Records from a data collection
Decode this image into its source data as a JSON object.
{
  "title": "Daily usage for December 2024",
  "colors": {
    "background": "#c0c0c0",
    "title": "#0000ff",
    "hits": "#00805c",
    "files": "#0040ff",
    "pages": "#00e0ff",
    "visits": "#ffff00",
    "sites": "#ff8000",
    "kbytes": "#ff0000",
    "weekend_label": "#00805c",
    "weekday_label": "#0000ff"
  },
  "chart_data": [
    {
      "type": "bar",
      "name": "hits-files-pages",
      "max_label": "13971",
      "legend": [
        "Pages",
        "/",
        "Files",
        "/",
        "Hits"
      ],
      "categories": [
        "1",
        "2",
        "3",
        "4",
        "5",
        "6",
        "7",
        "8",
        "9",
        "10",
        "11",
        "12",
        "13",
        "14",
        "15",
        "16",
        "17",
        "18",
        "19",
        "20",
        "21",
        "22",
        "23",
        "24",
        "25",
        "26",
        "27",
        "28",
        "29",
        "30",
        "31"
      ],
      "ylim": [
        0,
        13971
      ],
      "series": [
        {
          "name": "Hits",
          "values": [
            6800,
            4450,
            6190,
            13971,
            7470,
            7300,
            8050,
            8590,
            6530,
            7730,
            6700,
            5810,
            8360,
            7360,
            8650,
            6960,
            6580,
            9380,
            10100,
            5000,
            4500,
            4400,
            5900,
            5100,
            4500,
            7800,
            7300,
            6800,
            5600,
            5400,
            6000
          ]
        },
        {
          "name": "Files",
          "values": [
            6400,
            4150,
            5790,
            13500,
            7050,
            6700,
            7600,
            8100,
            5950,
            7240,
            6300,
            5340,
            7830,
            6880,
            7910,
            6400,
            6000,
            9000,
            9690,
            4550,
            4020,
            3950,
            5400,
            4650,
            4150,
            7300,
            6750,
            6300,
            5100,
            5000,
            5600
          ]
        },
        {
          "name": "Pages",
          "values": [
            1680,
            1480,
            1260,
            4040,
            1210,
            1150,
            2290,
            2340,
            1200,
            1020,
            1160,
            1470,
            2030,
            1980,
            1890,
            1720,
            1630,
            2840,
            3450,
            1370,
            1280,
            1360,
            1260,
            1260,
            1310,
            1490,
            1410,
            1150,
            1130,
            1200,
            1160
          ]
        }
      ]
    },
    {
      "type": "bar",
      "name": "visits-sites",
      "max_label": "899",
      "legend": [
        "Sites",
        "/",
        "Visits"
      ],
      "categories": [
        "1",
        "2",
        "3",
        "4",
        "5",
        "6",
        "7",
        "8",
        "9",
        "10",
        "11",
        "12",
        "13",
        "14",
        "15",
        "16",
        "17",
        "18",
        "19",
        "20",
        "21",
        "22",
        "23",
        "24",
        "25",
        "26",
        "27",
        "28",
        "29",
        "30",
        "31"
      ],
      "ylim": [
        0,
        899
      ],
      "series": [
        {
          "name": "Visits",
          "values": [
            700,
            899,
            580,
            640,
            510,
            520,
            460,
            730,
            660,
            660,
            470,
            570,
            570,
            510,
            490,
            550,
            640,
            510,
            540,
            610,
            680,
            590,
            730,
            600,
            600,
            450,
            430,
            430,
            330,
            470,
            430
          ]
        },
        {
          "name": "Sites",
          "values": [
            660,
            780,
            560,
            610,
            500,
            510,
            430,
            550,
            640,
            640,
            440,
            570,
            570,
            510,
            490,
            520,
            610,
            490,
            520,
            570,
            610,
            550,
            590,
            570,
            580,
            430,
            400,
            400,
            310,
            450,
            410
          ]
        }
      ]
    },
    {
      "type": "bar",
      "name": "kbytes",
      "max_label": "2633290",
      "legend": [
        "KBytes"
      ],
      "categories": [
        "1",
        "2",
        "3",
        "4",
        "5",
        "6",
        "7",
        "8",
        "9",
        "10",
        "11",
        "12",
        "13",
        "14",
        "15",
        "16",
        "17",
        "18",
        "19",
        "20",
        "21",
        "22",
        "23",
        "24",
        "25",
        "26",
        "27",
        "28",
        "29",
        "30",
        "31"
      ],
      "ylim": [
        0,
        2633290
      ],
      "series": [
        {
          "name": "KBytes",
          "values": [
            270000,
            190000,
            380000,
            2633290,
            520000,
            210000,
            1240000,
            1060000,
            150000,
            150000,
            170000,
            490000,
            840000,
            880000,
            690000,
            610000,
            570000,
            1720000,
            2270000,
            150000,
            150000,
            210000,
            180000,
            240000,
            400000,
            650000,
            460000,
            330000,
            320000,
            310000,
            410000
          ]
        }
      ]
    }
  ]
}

** Required task **
In the entries above, find lines with "name" and copy each.

** Solution for this task **
      "name": "hits-files-pages",
          "name": "Hits",
          "name": "Files",
          "name": "Pages",
      "name": "visits-sites",
          "name": "Visits",
          "name": "Sites",
      "name": "kbytes",
          "name": "KBytes",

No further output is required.